(Data records)
==============================

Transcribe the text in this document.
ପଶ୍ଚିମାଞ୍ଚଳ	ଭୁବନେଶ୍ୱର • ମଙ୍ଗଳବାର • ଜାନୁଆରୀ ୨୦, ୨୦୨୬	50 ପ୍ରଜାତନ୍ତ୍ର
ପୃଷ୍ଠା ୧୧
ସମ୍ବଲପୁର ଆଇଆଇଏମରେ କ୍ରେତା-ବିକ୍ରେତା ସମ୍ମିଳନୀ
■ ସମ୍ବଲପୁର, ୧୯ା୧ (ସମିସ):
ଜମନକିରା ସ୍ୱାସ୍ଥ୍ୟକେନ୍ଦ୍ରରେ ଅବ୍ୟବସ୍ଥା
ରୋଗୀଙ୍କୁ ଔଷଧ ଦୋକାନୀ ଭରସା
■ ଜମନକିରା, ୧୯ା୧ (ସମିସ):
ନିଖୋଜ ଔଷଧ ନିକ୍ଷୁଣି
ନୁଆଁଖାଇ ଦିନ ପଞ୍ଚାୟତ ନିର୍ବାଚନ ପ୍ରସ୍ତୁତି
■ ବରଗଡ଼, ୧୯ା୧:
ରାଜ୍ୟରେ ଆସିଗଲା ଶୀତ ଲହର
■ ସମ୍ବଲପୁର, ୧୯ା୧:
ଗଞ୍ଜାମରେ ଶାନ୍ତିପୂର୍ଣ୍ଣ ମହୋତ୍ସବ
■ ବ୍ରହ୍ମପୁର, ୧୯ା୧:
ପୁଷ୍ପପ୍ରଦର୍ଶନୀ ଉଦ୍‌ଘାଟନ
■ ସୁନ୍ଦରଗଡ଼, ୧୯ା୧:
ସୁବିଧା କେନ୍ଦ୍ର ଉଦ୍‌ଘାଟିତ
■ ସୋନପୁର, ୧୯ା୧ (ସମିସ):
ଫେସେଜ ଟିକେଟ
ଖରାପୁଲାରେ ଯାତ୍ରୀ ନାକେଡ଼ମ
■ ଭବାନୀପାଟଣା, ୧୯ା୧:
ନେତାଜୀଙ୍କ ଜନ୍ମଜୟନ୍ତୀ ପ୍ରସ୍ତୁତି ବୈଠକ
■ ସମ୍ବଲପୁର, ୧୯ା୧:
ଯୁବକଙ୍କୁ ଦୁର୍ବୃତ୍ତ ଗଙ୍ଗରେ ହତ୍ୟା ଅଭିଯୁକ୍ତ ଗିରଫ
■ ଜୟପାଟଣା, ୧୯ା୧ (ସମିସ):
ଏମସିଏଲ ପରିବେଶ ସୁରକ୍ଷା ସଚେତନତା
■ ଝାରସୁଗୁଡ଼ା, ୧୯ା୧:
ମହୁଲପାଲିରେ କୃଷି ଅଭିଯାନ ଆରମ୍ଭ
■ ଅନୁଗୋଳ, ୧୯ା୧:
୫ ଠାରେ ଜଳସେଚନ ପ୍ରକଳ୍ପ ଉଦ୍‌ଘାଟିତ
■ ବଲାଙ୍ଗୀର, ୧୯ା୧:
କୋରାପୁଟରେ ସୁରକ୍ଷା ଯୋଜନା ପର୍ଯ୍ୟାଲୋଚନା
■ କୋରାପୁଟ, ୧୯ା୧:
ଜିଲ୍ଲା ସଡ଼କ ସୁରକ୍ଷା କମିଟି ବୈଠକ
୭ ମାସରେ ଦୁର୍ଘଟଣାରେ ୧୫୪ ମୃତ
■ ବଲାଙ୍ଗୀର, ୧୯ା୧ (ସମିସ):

==============================

# Required task
Report each line in the preceding entries that holds the string "ଜମନକ".

# Answer to this exercise
ଜମନକିରା ସ୍ୱାସ୍ଥ୍ୟକେନ୍ଦ୍ରରେ ଅବ୍ୟବସ୍ଥା
■ ଜମନକିରା, ୧୯ା୧ (ସମିସ):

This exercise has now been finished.